● **What is expected**:
Repeat the material in full. Keep every line exactly as it is.

● **Extracted entries**:
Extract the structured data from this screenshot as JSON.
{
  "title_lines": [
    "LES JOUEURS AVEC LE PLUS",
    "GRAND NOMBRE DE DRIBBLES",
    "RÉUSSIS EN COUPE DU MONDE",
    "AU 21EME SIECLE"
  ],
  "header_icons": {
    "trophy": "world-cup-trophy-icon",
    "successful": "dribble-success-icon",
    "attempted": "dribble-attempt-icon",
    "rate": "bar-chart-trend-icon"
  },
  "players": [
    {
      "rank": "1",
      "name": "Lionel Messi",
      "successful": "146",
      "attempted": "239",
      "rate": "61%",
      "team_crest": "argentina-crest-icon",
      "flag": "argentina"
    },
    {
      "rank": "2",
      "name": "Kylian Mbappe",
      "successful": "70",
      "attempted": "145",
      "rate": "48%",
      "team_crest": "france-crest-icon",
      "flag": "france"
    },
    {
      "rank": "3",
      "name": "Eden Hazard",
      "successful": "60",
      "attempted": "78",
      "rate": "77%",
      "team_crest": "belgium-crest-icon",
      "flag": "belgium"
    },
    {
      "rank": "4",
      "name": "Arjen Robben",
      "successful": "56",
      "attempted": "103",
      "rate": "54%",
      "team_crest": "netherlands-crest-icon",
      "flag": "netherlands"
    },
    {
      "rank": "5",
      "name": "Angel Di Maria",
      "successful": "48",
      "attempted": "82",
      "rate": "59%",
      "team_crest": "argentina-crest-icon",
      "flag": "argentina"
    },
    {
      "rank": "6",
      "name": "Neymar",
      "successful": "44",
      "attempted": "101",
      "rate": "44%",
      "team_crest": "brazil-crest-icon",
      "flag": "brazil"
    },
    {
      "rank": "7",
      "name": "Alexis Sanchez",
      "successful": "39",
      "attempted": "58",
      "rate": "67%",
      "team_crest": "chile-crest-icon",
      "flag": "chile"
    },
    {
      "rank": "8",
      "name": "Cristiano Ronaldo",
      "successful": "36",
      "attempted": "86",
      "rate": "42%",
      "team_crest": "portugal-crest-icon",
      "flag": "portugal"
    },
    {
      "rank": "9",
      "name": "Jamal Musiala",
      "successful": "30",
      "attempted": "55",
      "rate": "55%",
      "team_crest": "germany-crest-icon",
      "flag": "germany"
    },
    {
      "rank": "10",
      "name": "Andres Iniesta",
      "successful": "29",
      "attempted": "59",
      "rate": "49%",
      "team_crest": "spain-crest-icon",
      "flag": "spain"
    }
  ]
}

● **Solution for this exercise**:
Extract the structured data from this screenshot as JSON.
{
  "title_lines": [
    "LES JOUEURS AVEC LE PLUS",
    "GRAND NOMBRE DE DRIBBLES",
    "RÉUSSIS EN COUPE DU MONDE",
    "AU 21EME SIECLE"
  ],
  "header_icons": {
    "trophy": "world-cup-trophy-icon",
    "successful": "dribble-success-icon",
    "attempted": "dribble-attempt-icon",
    "rate": "bar-chart-trend-icon"
  },
  "players": [
    {
      "rank": "1",
      "name": "Lionel Messi",
      "successful": "146",
      "attempted": "239",
      "rate": "61%",
      "team_crest": "argentina-crest-icon",
      "flag": "argentina"
    },
    {
      "rank": "2",
      "name": "Kylian Mbappe",
      "successful": "70",
      "attempted": "145",
      "rate": "48%",
      "team_crest": "france-crest-icon",
      "flag": "france"
    },
    {
      "rank": "3",
      "name": "Eden Hazard",
      "successful": "60",
      "attempted": "78",
      "rate": "77%",
      "team_crest": "belgium-crest-icon",
      "flag": "belgium"
    },
    {
      "rank": "4",
      "name": "Arjen Robben",
      "successful": "56",
      "attempted": "103",
      "rate": "54%",
      "team_crest": "netherlands-crest-icon",
      "flag": "netherlands"
    },
    {
      "rank": "5",
      "name": "Angel Di Maria",
      "successful": "48",
      "attempted": "82",
      "rate": "59%",
      "team_crest": "argentina-crest-icon",
      "flag": "argentina"
    },
    {
      "rank": "6",
      "name": "Neymar",
      "successful": "44",
      "attempted": "101",
      "rate": "44%",
      "team_crest": "brazil-crest-icon",
      "flag": "brazil"
    },
    {
      "rank": "7",
      "name": "Alexis Sanchez",
      "successful": "39",
      "attempted": "58",
      "rate": "67%",
      "team_crest": "chile-crest-icon",
      "flag": "chile"
    },
    {
      "rank": "8",
      "name": "Cristiano Ronaldo",
      "successful": "36",
      "attempted": "86",
      "rate": "42%",
      "team_crest": "portugal-crest-icon",
      "flag": "portugal"
    },
    {
      "rank": "9",
      "name": "Jamal Musiala",
      "successful": "30",
      "attempted": "55",
      "rate": "55%",
      "team_crest": "germany-crest-icon",
      "flag": "germany"
    },
    {
      "rank": "10",
      "name": "Andres Iniesta",
      "successful": "29",
      "attempted": "59",
      "rate": "49%",
      "team_crest": "spain-crest-icon",
      "flag": "spain"
    }
  ]
}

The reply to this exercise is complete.